Could you write out the records below exactly as they appear, leaving out any pictures?

=== ENTRIES SHOWN ===
* Start *

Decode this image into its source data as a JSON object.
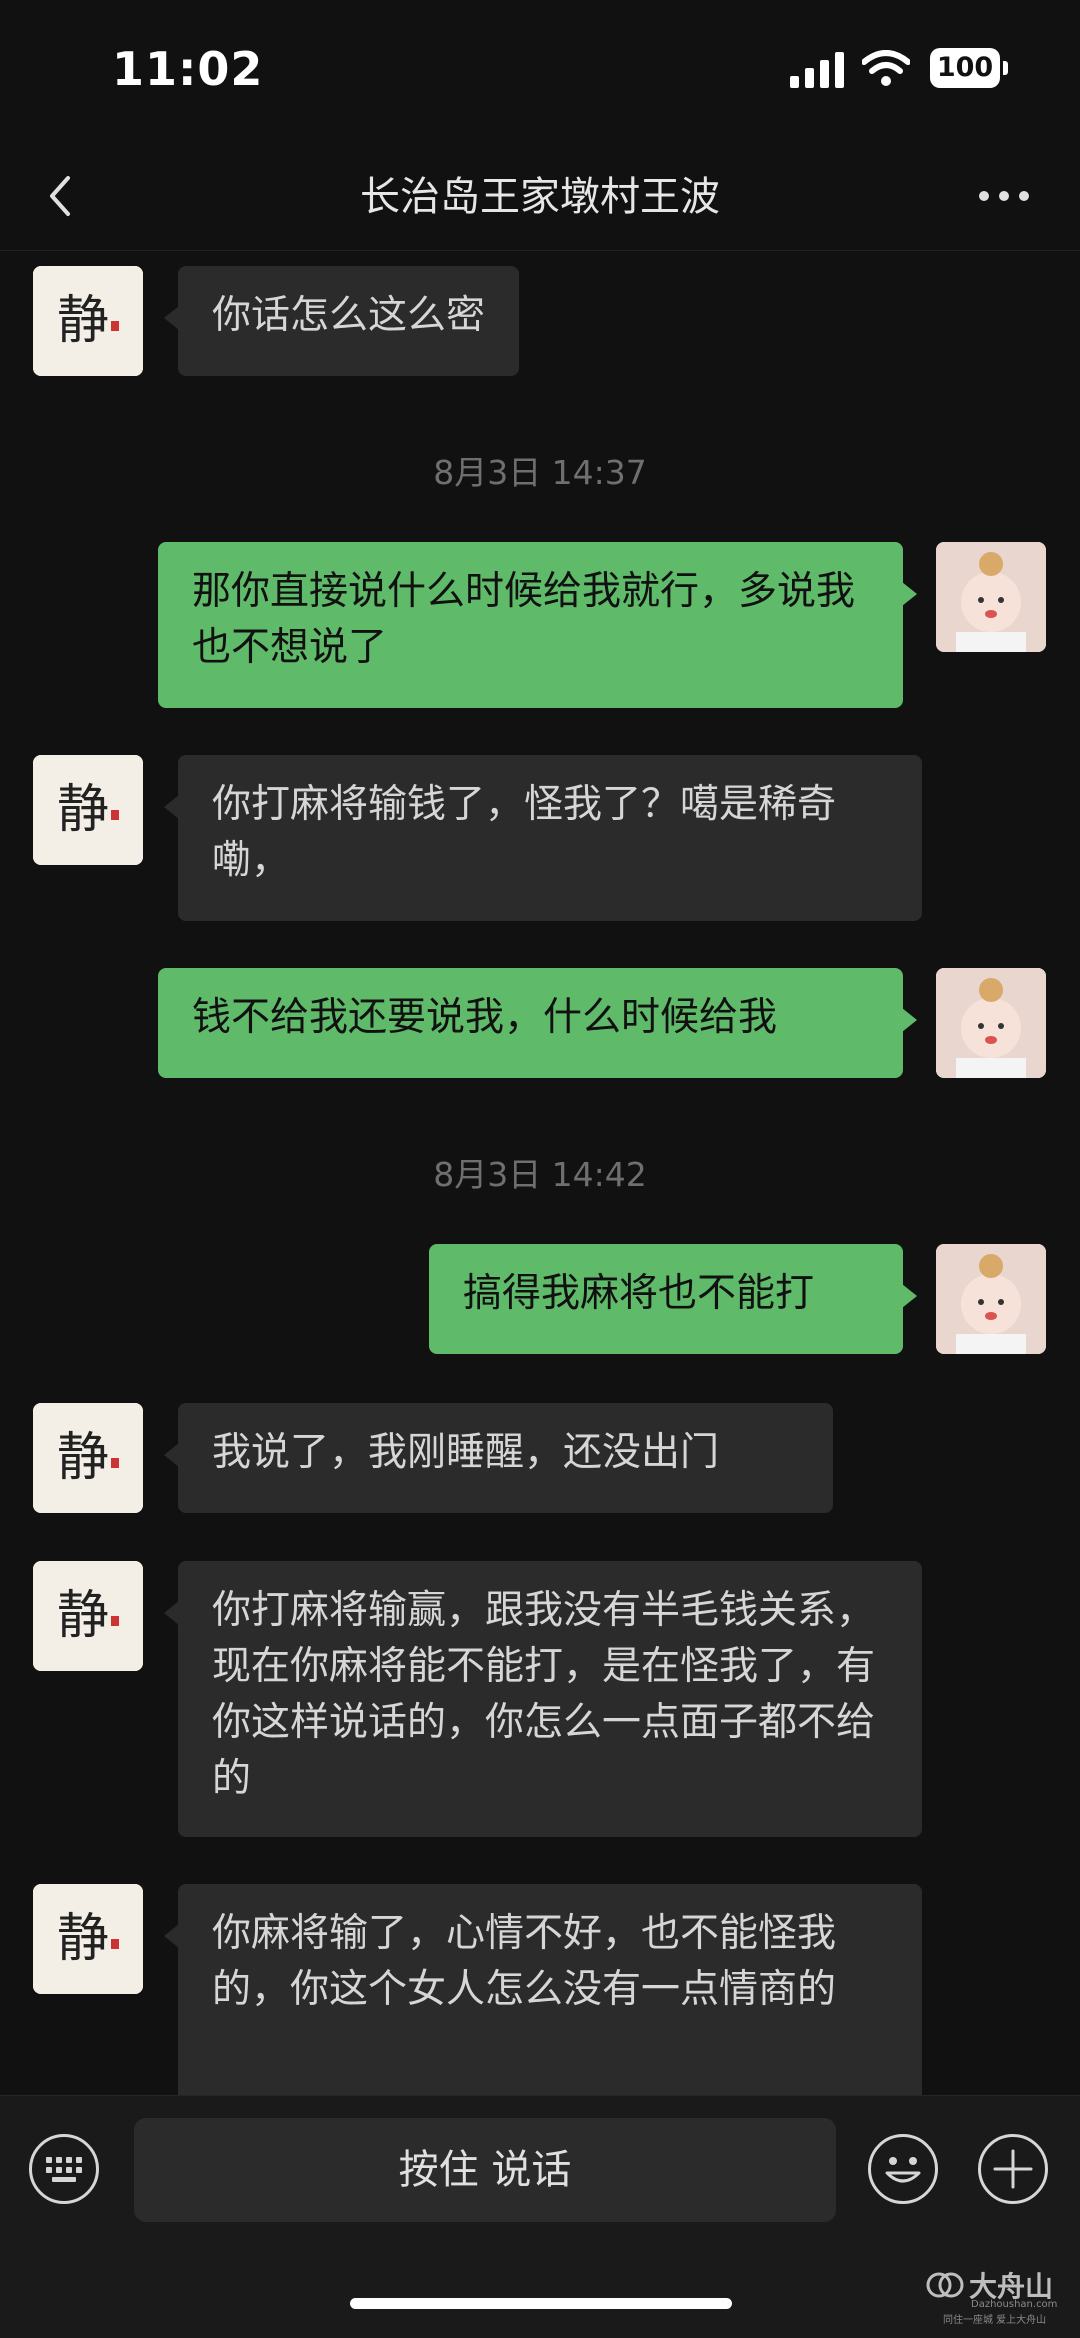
{
  "status_bar": {
    "time": "11:02",
    "battery": "100"
  },
  "header": {
    "title": "长治岛王家墩村王波"
  },
  "messages": [
    {
      "side": "in",
      "text": "你话怎么这么密"
    },
    {
      "time": "8月3日 14:37"
    },
    {
      "side": "out",
      "text": "那你直接说什么时候给我就行，多说我也不想说了"
    },
    {
      "side": "in",
      "text": "你打麻将输钱了，怪我了？噶是稀奇嘞，"
    },
    {
      "side": "out",
      "text": "钱不给我还要说我，什么时候给我"
    },
    {
      "time": "8月3日 14:42"
    },
    {
      "side": "out",
      "text": "搞得我麻将也不能打"
    },
    {
      "side": "in",
      "text": "我说了，我刚睡醒，还没出门"
    },
    {
      "side": "in",
      "text": "你打麻将输赢，跟我没有半毛钱关系，现在你麻将能不能打，是在怪我了，有你这样说话的，你怎么一点面子都不给的"
    },
    {
      "side": "in",
      "text": "你麻将输了，心情不好，也不能怪我的，你这个女人怎么没有一点情商的"
    }
  ],
  "input_bar": {
    "voice_label": "按住 说话"
  },
  "watermark": {
    "brand": "大舟山",
    "url": "Dazhoushan.com",
    "slogan": "同住一座城 爱上大舟山"
  },
  "colors": {
    "background": "#111111",
    "bubble_in": "#2b2b2b",
    "bubble_out": "#5fba69"
  }
}
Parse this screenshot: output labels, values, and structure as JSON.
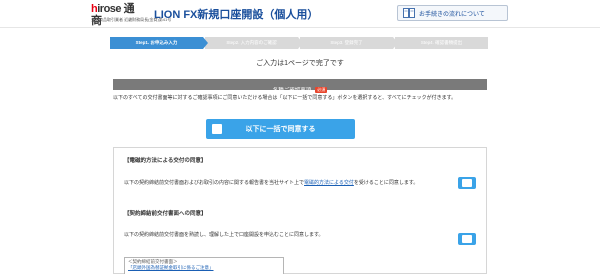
{
  "header": {
    "logo_main_red": "h",
    "logo_main_rest": "irose 通商",
    "logo_sub": "金融商品取引業者 近畿財務局長(金商)第41号",
    "title": "LION FX新規口座開設（個人用）",
    "flow_link_label": "お手続きの流れについて",
    "flow_icon": "book-icon"
  },
  "steps": [
    {
      "label": "Step1. お申込み入力",
      "active": true
    },
    {
      "label": "Step2. 入力内容のご確認",
      "active": false
    },
    {
      "label": "Step3. 登録完了",
      "active": false
    },
    {
      "label": "Step4. 確認書類提出",
      "active": false
    }
  ],
  "complete_message": "ご入力は1ページで完了です",
  "section": {
    "title": "各種ご確認事項",
    "badge": "必須"
  },
  "instructions": "以下のすべての交付書面等に対するご確認事項にご同意いただける場合は「以下に一括で同意する」ボタンを選択すると、すべてにチェックが付きます。",
  "agree_all_label": "以下に一括で同意する",
  "items": [
    {
      "title": "【電磁的方法による交付の同意】",
      "desc_before": "以下の契約締結前交付書面およびお取引の内容に関する報告書を当社サイト上で",
      "desc_link": "電磁的方法による交付",
      "desc_after": "を受けることに同意します。"
    },
    {
      "title": "【契約締結前交付書面への同意】",
      "desc_before": "以下の契約締結前交付書面を熟読し、理解した上で口座開設を申込むことに同意します。",
      "desc_link": "",
      "desc_after": ""
    }
  ],
  "doc_box": {
    "heading": "＜契約締結前交付書面＞",
    "link": "「店頭外国為替証拠金取引に係るご注意」"
  },
  "colors": {
    "accent": "#3aa3e8",
    "step_active": "#3b8fd4",
    "step_inactive": "#d9d9d9",
    "brand_red": "#e60012",
    "title_blue": "#1a4f9c"
  }
}
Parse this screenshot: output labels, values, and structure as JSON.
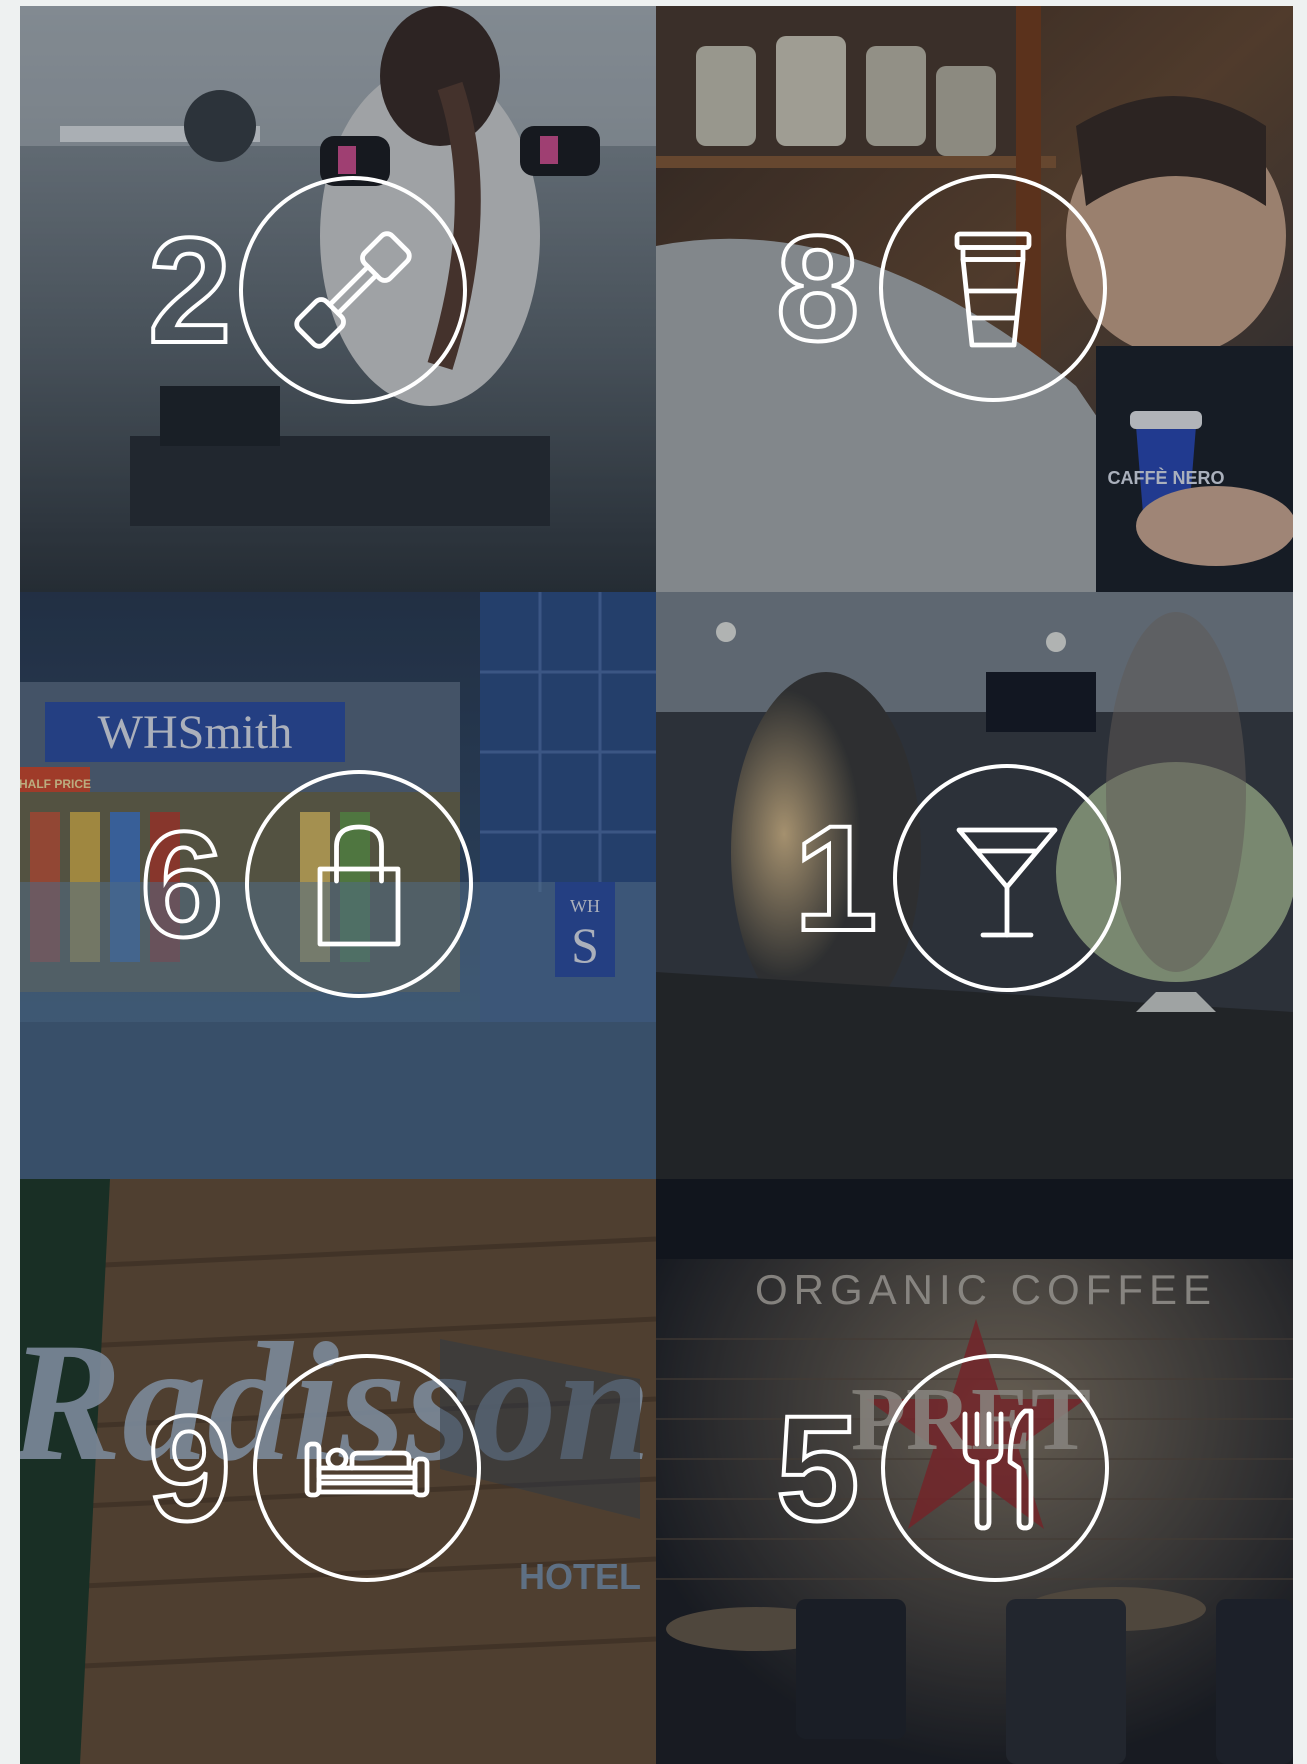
{
  "tiles": [
    {
      "id": "gym",
      "count": "2",
      "icon": "dumbbell-icon",
      "scene": "gym-workout-photo"
    },
    {
      "id": "coffee",
      "count": "8",
      "icon": "coffee-cup-icon",
      "scene": "caffe-nero-barista-photo",
      "sign_text": "CAFFÈ NERO"
    },
    {
      "id": "shops",
      "count": "6",
      "icon": "shopping-bag-icon",
      "scene": "whsmith-store-photo",
      "sign_text": "WHSmith",
      "sign_text_2": "HALF PRICE"
    },
    {
      "id": "bars",
      "count": "1",
      "icon": "cocktail-icon",
      "scene": "bar-counter-photo"
    },
    {
      "id": "hotels",
      "count": "9",
      "icon": "bed-icon",
      "scene": "radisson-hotel-sign-photo",
      "sign_text": "Radisson",
      "sign_text_2": "HOTEL"
    },
    {
      "id": "restaurants",
      "count": "5",
      "icon": "fork-knife-icon",
      "scene": "pret-cafe-photo",
      "sign_text": "ORGANIC COFFEE",
      "sign_text_2": "PRET"
    }
  ],
  "colors": {
    "ring": "#ffffff",
    "overlay": "rgba(10,22,40,0.28)",
    "page_background": "#eef1f1"
  }
}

* End *

=== SOLUTION BELOW ===
Decode this image into its source data as a JSON object.
{
  "status_bar": {
    "time": "11:02",
    "battery": "100"
  },
  "header": {
    "title": "长治岛王家墩村王波"
  },
  "messages": [
    {
      "side": "in",
      "text": "你话怎么这么密"
    },
    {
      "time": "8月3日 14:37"
    },
    {
      "side": "out",
      "text": "那你直接说什么时候给我就行，多说我也不想说了"
    },
    {
      "side": "in",
      "text": "你打麻将输钱了，怪我了？噶是稀奇嘞，"
    },
    {
      "side": "out",
      "text": "钱不给我还要说我，什么时候给我"
    },
    {
      "time": "8月3日 14:42"
    },
    {
      "side": "out",
      "text": "搞得我麻将也不能打"
    },
    {
      "side": "in",
      "text": "我说了，我刚睡醒，还没出门"
    },
    {
      "side": "in",
      "text": "你打麻将输赢，跟我没有半毛钱关系，现在你麻将能不能打，是在怪我了，有你这样说话的，你怎么一点面子都不给的"
    },
    {
      "side": "in",
      "text": "你麻将输了，心情不好，也不能怪我的，你这个女人怎么没有一点情商的"
    }
  ],
  "input_bar": {
    "voice_label": "按住 说话"
  },
  "watermark": {
    "brand": "大舟山",
    "url": "Dazhoushan.com",
    "slogan": "同住一座城 爱上大舟山"
  },
  "colors": {
    "background": "#111111",
    "bubble_in": "#2b2b2b",
    "bubble_out": "#5fba69"
  }
}
Parse this screenshot: output labels, values, and structure as JSON.
{
  "header": {
    "logo_main_red": "h",
    "logo_main_rest": "irose 通商",
    "logo_sub": "金融商品取引業者 近畿財務局長(金商)第41号",
    "title": "LION FX新規口座開設（個人用）",
    "flow_link_label": "お手続きの流れについて",
    "flow_icon": "book-icon"
  },
  "steps": [
    {
      "label": "Step1. お申込み入力",
      "active": true
    },
    {
      "label": "Step2. 入力内容のご確認",
      "active": false
    },
    {
      "label": "Step3. 登録完了",
      "active": false
    },
    {
      "label": "Step4. 確認書類提出",
      "active": false
    }
  ],
  "complete_message": "ご入力は1ページで完了です",
  "section": {
    "title": "各種ご確認事項",
    "badge": "必須"
  },
  "instructions": "以下のすべての交付書面等に対するご確認事項にご同意いただける場合は「以下に一括で同意する」ボタンを選択すると、すべてにチェックが付きます。",
  "agree_all_label": "以下に一括で同意する",
  "items": [
    {
      "title": "【電磁的方法による交付の同意】",
      "desc_before": "以下の契約締結前交付書面およびお取引の内容に関する報告書を当社サイト上で",
      "desc_link": "電磁的方法による交付",
      "desc_after": "を受けることに同意します。"
    },
    {
      "title": "【契約締結前交付書面への同意】",
      "desc_before": "以下の契約締結前交付書面を熟読し、理解した上で口座開設を申込むことに同意します。",
      "desc_link": "",
      "desc_after": ""
    }
  ],
  "doc_box": {
    "heading": "＜契約締結前交付書面＞",
    "link": "「店頭外国為替証拠金取引に係るご注意」"
  },
  "colors": {
    "accent": "#3aa3e8",
    "step_active": "#3b8fd4",
    "step_inactive": "#d9d9d9",
    "brand_red": "#e60012",
    "title_blue": "#1a4f9c"
  }
}
Parse this screenshot: output labels, values, and structure as JSON.
{
  "tiles": [
    {
      "id": "gym",
      "count": "2",
      "icon": "dumbbell-icon",
      "scene": "gym-workout-photo"
    },
    {
      "id": "coffee",
      "count": "8",
      "icon": "coffee-cup-icon",
      "scene": "caffe-nero-barista-photo",
      "sign_text": "CAFFÈ NERO"
    },
    {
      "id": "shops",
      "count": "6",
      "icon": "shopping-bag-icon",
      "scene": "whsmith-store-photo",
      "sign_text": "WHSmith",
      "sign_text_2": "HALF PRICE"
    },
    {
      "id": "bars",
      "count": "1",
      "icon": "cocktail-icon",
      "scene": "bar-counter-photo"
    },
    {
      "id": "hotels",
      "count": "9",
      "icon": "bed-icon",
      "scene": "radisson-hotel-sign-photo",
      "sign_text": "Radisson",
      "sign_text_2": "HOTEL"
    },
    {
      "id": "restaurants",
      "count": "5",
      "icon": "fork-knife-icon",
      "scene": "pret-cafe-photo",
      "sign_text": "ORGANIC COFFEE",
      "sign_text_2": "PRET"
    }
  ],
  "colors": {
    "ring": "#ffffff",
    "overlay": "rgba(10,22,40,0.28)",
    "page_background": "#eef1f1"
  }
}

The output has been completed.